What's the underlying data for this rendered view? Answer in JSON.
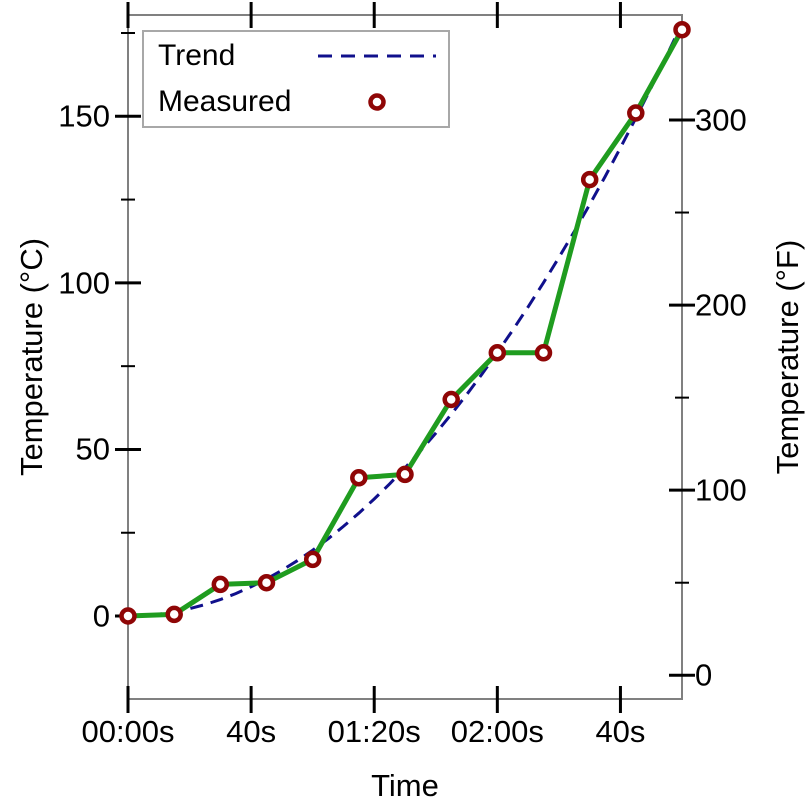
{
  "chart_data": {
    "type": "line",
    "title": "",
    "xlabel": "Time",
    "ylabel_left": "Temperature (°C)",
    "ylabel_right": "Temperature (°F)",
    "xlim": [
      0,
      180
    ],
    "ylim_celsius": [
      -24.9,
      180.4
    ],
    "grid": false,
    "legend_position": "top-left",
    "x_ticks": {
      "values": [
        0,
        40,
        80,
        120,
        160
      ],
      "labels": [
        "00:00s",
        "40s",
        "01:20s",
        "02:00s",
        "40s"
      ]
    },
    "y_ticks_celsius": {
      "values": [
        0,
        50,
        100,
        150
      ],
      "labels": [
        "0",
        "50",
        "100",
        "150"
      ],
      "minor": [
        25,
        75,
        125,
        175
      ]
    },
    "y_ticks_fahrenheit": {
      "values": [
        0,
        100,
        200,
        300
      ],
      "labels": [
        "0",
        "100",
        "200",
        "300"
      ],
      "minor": [
        50,
        150,
        250,
        350
      ]
    },
    "series": [
      {
        "name": "Trend",
        "style": "dashed-line",
        "color": "#10108c",
        "x": [
          0,
          5,
          10,
          15,
          20,
          25,
          30,
          35,
          40,
          45,
          50,
          55,
          60,
          65,
          70,
          75,
          80,
          85,
          90,
          95,
          100,
          105,
          110,
          115,
          120,
          125,
          130,
          135,
          140,
          145,
          150,
          155,
          160,
          165,
          170,
          175,
          180
        ],
        "y": [
          0,
          0.14,
          0.55,
          1.24,
          2.2,
          3.43,
          4.94,
          6.73,
          8.78,
          11.12,
          13.73,
          16.61,
          19.76,
          23.19,
          26.9,
          30.88,
          35.14,
          39.67,
          44.47,
          49.55,
          54.9,
          60.53,
          66.43,
          72.6,
          79.06,
          85.78,
          92.78,
          100.06,
          107.6,
          115.43,
          123.53,
          131.9,
          140.54,
          149.46,
          158.66,
          168.12,
          177.87
        ]
      },
      {
        "name": "Measured",
        "style": "solid-line-open-circles",
        "line_color": "#1f9c1f",
        "marker_color": "#8f0606",
        "x": [
          0,
          15,
          30,
          45,
          60,
          75,
          90,
          105,
          120,
          135,
          150,
          165,
          180
        ],
        "y": [
          0,
          0.5,
          9.5,
          10,
          17,
          41.5,
          42.5,
          65,
          79,
          79,
          131,
          151,
          176
        ]
      }
    ],
    "colors": {
      "spine": "#808080",
      "tick": "#000000",
      "legend_border": "#a8a8a8",
      "background": "#ffffff"
    }
  }
}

============

◆ Work to be completed: Pictures in the records must not appear in the copy; transcribe everything else precisely.

◆ Reply to the exercise:
What's the underlying data for this rendered view? Answer in JSON.
{
  "chart_data": {
    "type": "line",
    "title": "",
    "xlabel": "Time",
    "ylabel_left": "Temperature (°C)",
    "ylabel_right": "Temperature (°F)",
    "xlim": [
      0,
      180
    ],
    "ylim_celsius": [
      -24.9,
      180.4
    ],
    "grid": false,
    "legend_position": "top-left",
    "x_ticks": {
      "values": [
        0,
        40,
        80,
        120,
        160
      ],
      "labels": [
        "00:00s",
        "40s",
        "01:20s",
        "02:00s",
        "40s"
      ]
    },
    "y_ticks_celsius": {
      "values": [
        0,
        50,
        100,
        150
      ],
      "labels": [
        "0",
        "50",
        "100",
        "150"
      ],
      "minor": [
        25,
        75,
        125,
        175
      ]
    },
    "y_ticks_fahrenheit": {
      "values": [
        0,
        100,
        200,
        300
      ],
      "labels": [
        "0",
        "100",
        "200",
        "300"
      ],
      "minor": [
        50,
        150,
        250,
        350
      ]
    },
    "series": [
      {
        "name": "Trend",
        "style": "dashed-line",
        "color": "#10108c",
        "x": [
          0,
          5,
          10,
          15,
          20,
          25,
          30,
          35,
          40,
          45,
          50,
          55,
          60,
          65,
          70,
          75,
          80,
          85,
          90,
          95,
          100,
          105,
          110,
          115,
          120,
          125,
          130,
          135,
          140,
          145,
          150,
          155,
          160,
          165,
          170,
          175,
          180
        ],
        "y": [
          0,
          0.14,
          0.55,
          1.24,
          2.2,
          3.43,
          4.94,
          6.73,
          8.78,
          11.12,
          13.73,
          16.61,
          19.76,
          23.19,
          26.9,
          30.88,
          35.14,
          39.67,
          44.47,
          49.55,
          54.9,
          60.53,
          66.43,
          72.6,
          79.06,
          85.78,
          92.78,
          100.06,
          107.6,
          115.43,
          123.53,
          131.9,
          140.54,
          149.46,
          158.66,
          168.12,
          177.87
        ]
      },
      {
        "name": "Measured",
        "style": "solid-line-open-circles",
        "line_color": "#1f9c1f",
        "marker_color": "#8f0606",
        "x": [
          0,
          15,
          30,
          45,
          60,
          75,
          90,
          105,
          120,
          135,
          150,
          165,
          180
        ],
        "y": [
          0,
          0.5,
          9.5,
          10,
          17,
          41.5,
          42.5,
          65,
          79,
          79,
          131,
          151,
          176
        ]
      }
    ],
    "colors": {
      "spine": "#808080",
      "tick": "#000000",
      "legend_border": "#a8a8a8",
      "background": "#ffffff"
    }
  }
}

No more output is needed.